**Task directions**. Look through the records below, and copy out every line that holds the string "structured".

----- Supplied records -----

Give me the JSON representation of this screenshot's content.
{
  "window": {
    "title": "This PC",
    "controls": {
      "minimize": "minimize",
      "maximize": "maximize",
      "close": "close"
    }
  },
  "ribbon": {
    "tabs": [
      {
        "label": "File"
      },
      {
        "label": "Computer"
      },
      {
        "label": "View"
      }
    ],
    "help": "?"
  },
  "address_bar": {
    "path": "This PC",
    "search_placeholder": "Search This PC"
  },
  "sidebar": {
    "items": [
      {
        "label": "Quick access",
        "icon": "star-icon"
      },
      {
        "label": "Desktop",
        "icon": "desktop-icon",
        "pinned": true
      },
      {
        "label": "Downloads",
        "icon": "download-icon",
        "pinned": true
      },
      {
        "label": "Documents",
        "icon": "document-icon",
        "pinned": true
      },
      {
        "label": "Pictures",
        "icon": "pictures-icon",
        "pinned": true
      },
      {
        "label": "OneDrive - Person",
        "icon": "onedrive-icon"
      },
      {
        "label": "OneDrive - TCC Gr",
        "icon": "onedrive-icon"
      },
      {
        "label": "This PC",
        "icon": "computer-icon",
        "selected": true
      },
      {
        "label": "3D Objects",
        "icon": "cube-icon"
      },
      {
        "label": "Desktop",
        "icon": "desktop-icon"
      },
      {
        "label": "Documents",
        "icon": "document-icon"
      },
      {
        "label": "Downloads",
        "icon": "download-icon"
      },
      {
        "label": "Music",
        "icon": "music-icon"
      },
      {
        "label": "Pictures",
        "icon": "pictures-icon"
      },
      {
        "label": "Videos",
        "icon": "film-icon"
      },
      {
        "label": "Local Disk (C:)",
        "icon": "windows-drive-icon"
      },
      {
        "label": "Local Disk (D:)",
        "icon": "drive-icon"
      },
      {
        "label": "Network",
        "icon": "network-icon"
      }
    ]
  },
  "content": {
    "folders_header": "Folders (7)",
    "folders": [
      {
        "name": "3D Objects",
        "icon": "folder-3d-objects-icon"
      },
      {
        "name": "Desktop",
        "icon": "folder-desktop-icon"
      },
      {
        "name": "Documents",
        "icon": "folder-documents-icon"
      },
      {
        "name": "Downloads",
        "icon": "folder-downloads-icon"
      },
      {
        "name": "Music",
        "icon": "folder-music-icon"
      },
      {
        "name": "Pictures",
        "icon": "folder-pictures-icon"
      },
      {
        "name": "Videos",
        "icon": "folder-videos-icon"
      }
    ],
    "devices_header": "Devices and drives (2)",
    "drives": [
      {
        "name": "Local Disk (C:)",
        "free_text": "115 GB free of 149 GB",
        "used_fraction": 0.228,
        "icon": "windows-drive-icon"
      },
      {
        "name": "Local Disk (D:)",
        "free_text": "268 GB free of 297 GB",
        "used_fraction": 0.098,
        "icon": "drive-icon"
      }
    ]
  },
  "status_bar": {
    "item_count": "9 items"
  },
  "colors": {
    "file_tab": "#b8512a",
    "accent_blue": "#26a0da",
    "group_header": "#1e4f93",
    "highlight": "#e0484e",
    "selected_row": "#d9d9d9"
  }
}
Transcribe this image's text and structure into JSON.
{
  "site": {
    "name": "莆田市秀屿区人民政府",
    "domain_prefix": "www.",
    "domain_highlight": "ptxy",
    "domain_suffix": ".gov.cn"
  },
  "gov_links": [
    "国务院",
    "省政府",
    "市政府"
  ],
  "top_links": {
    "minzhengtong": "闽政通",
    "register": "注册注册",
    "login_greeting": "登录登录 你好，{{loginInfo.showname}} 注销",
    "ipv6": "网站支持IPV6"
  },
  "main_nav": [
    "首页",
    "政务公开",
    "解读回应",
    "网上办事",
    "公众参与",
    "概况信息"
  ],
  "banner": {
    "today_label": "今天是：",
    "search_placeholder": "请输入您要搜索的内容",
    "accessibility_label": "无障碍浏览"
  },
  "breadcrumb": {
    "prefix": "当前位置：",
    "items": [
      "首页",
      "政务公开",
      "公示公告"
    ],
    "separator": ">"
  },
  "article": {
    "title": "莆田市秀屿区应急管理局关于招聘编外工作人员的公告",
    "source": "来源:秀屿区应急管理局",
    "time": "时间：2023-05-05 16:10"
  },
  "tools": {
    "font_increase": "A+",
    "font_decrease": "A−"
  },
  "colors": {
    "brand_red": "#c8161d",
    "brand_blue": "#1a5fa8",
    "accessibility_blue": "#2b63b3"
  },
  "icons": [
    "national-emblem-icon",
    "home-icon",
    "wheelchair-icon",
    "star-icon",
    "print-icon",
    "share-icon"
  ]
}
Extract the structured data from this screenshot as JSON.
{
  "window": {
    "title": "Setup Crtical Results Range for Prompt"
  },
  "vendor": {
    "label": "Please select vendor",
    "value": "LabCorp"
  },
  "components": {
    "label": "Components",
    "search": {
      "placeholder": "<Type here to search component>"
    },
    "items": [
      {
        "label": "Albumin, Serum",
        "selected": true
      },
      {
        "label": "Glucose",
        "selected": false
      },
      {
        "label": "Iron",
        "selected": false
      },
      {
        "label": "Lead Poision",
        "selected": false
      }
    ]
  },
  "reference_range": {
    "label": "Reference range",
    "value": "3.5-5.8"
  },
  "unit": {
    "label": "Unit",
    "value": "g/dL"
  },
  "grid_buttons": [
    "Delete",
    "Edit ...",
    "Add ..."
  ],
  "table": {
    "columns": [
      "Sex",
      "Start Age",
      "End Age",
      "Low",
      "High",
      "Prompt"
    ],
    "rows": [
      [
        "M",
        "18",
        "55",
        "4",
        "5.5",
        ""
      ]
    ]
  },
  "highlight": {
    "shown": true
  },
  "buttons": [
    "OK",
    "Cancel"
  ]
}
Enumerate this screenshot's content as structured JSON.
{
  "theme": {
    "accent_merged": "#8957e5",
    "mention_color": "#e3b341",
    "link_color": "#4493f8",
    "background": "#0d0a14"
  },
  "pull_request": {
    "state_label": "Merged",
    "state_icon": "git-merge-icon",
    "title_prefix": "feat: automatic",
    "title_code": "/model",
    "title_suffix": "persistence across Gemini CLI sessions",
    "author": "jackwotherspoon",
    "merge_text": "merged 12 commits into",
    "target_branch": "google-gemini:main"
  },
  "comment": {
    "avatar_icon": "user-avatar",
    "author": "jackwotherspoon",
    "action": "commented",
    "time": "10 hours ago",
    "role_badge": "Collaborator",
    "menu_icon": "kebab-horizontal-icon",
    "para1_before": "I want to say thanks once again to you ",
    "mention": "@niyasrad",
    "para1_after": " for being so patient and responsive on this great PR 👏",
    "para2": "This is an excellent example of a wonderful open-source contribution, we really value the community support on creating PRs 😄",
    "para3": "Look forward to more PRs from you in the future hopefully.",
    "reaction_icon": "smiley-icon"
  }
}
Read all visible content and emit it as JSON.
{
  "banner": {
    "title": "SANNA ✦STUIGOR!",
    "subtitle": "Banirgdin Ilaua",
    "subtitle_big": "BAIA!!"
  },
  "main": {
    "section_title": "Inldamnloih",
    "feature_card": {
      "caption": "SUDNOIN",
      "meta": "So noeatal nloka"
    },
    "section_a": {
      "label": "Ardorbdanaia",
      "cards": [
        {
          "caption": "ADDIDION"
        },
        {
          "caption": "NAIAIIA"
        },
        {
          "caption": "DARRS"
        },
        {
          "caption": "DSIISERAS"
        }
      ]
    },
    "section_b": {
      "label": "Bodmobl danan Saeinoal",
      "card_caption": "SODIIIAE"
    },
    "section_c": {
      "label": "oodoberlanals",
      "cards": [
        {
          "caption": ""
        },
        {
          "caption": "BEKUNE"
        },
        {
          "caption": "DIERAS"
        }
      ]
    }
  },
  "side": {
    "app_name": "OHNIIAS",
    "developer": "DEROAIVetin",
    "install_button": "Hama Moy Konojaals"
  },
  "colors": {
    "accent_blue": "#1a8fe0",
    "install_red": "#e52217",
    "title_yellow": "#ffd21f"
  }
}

-----

**Task result**.
Extract the structured data from this screenshot as JSON.
Enumerate this screenshot's content as structured JSON.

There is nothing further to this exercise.